Can you return every line of the data below, character for character and with nothing changed?

Region and label listings
----
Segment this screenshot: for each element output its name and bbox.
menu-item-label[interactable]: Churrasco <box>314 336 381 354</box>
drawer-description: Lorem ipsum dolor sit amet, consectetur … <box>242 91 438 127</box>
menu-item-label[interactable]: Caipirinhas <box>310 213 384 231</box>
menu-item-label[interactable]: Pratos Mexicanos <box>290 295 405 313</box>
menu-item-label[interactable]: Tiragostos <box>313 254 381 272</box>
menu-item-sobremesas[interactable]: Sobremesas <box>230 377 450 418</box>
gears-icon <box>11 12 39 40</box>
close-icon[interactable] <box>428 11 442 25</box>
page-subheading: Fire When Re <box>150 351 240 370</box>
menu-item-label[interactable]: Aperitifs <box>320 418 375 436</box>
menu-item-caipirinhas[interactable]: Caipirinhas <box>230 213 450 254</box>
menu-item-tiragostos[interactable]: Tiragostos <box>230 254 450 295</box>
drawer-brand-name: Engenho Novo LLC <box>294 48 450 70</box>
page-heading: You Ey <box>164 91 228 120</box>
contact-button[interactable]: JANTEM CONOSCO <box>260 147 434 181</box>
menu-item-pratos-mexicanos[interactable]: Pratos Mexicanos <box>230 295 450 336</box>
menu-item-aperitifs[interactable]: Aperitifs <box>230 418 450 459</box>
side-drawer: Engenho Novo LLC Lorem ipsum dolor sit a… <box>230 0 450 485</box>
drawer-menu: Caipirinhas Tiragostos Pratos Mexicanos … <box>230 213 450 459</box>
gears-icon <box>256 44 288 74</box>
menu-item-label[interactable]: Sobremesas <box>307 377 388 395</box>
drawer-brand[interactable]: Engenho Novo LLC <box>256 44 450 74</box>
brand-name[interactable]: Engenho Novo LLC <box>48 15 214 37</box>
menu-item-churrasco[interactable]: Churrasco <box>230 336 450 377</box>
----
Complete response:
Segment this screenshot: for each element output its name and bbox.
menu-item-label[interactable]: Churrasco <box>314 336 381 354</box>
drawer-description: Lorem ipsum dolor sit amet, consectetur … <box>242 91 438 127</box>
menu-item-label[interactable]: Caipirinhas <box>310 213 384 231</box>
menu-item-label[interactable]: Pratos Mexicanos <box>290 295 405 313</box>
menu-item-label[interactable]: Tiragostos <box>313 254 381 272</box>
menu-item-sobremesas[interactable]: Sobremesas <box>230 377 450 418</box>
gears-icon <box>11 12 39 40</box>
close-icon[interactable] <box>428 11 442 25</box>
page-subheading: Fire When Re <box>150 351 240 370</box>
menu-item-label[interactable]: Aperitifs <box>320 418 375 436</box>
menu-item-caipirinhas[interactable]: Caipirinhas <box>230 213 450 254</box>
menu-item-tiragostos[interactable]: Tiragostos <box>230 254 450 295</box>
drawer-brand-name: Engenho Novo LLC <box>294 48 450 70</box>
page-heading: You Ey <box>164 91 228 120</box>
contact-button[interactable]: JANTEM CONOSCO <box>260 147 434 181</box>
menu-item-pratos-mexicanos[interactable]: Pratos Mexicanos <box>230 295 450 336</box>
menu-item-aperitifs[interactable]: Aperitifs <box>230 418 450 459</box>
side-drawer: Engenho Novo LLC Lorem ipsum dolor sit a… <box>230 0 450 485</box>
drawer-menu: Caipirinhas Tiragostos Pratos Mexicanos … <box>230 213 450 459</box>
gears-icon <box>256 44 288 74</box>
menu-item-label[interactable]: Sobremesas <box>307 377 388 395</box>
drawer-brand[interactable]: Engenho Novo LLC <box>256 44 450 74</box>
brand-name[interactable]: Engenho Novo LLC <box>48 15 214 37</box>
menu-item-churrasco[interactable]: Churrasco <box>230 336 450 377</box>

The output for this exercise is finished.